> Short task: Each line of the material below that holds the word "image" needs to be copied.

(Stored records)
▶

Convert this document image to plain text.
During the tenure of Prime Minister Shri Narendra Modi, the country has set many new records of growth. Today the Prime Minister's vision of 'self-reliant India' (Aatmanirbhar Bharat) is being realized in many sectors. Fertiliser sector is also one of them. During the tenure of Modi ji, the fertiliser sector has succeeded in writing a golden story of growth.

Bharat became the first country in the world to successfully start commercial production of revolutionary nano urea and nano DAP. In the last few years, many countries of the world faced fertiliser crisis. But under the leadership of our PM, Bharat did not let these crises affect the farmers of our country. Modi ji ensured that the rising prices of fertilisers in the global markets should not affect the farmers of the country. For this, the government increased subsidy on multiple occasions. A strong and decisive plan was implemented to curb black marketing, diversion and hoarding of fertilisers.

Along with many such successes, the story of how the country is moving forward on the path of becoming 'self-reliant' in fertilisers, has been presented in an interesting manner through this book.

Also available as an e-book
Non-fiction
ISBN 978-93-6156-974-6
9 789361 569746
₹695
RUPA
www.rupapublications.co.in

◀
▶

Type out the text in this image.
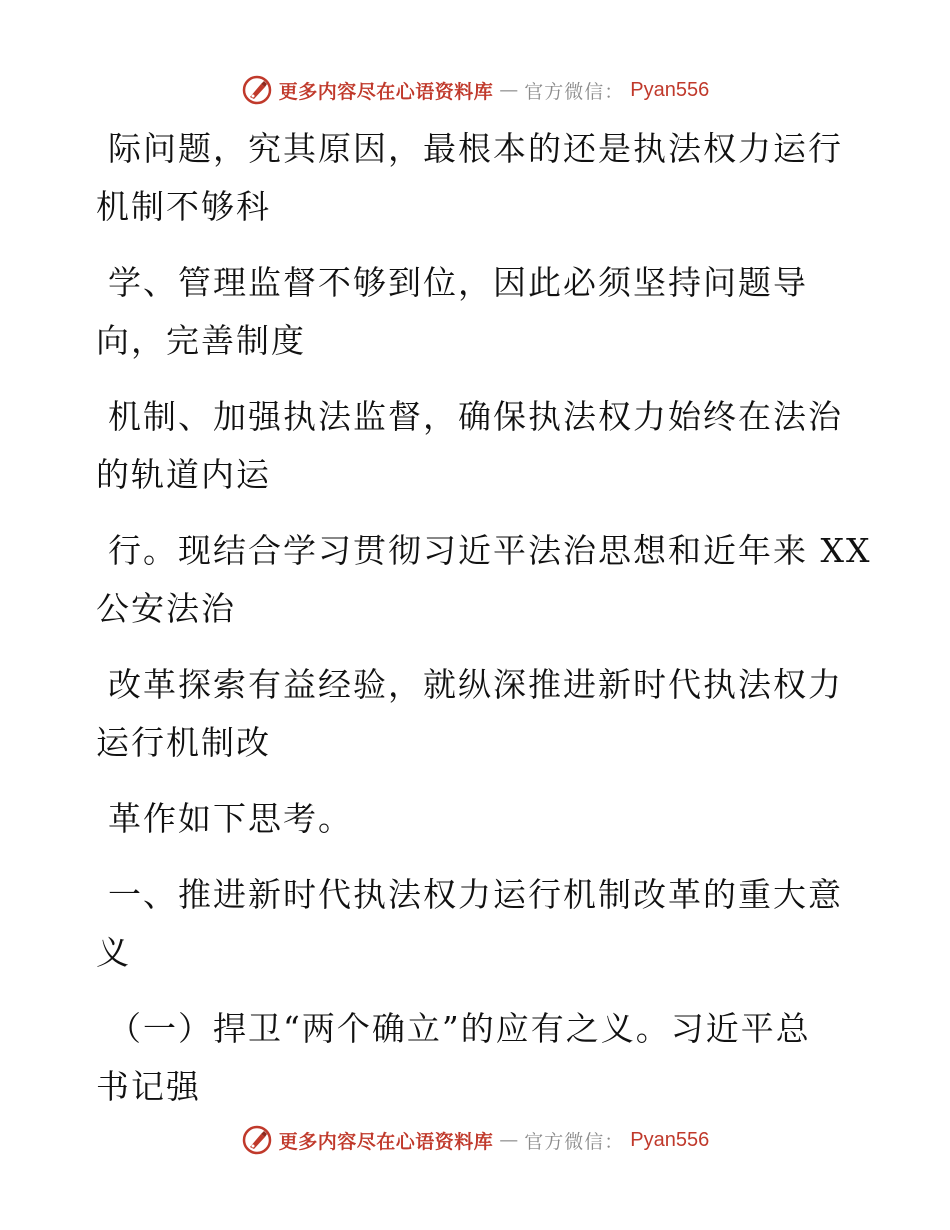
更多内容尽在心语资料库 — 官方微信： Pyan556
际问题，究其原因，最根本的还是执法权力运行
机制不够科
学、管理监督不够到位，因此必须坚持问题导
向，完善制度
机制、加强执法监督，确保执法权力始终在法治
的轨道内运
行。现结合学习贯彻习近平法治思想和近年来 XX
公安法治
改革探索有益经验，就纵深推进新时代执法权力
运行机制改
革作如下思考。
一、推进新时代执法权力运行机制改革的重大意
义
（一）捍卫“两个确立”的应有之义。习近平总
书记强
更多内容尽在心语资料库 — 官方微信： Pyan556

◀
▶

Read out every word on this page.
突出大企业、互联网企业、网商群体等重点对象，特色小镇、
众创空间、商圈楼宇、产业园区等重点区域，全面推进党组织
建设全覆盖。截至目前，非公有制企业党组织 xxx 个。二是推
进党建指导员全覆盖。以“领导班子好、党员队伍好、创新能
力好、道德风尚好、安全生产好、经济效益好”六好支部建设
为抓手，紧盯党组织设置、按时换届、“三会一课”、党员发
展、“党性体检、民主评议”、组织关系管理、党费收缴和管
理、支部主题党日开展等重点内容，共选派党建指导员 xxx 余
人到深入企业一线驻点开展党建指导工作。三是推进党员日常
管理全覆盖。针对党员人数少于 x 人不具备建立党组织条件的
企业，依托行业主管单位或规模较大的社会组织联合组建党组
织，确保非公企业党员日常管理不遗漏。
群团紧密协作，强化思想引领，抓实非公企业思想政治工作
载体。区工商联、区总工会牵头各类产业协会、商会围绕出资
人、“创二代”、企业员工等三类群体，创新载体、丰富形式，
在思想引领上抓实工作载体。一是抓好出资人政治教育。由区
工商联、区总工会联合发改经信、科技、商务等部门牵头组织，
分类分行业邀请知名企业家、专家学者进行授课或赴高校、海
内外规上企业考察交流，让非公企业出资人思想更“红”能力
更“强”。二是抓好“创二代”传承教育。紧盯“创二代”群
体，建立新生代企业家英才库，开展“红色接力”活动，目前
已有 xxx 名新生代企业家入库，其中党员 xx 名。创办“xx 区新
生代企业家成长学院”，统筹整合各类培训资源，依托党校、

◀

> Expected answer:
Convert this document image to plain text.
Type out the text in this image.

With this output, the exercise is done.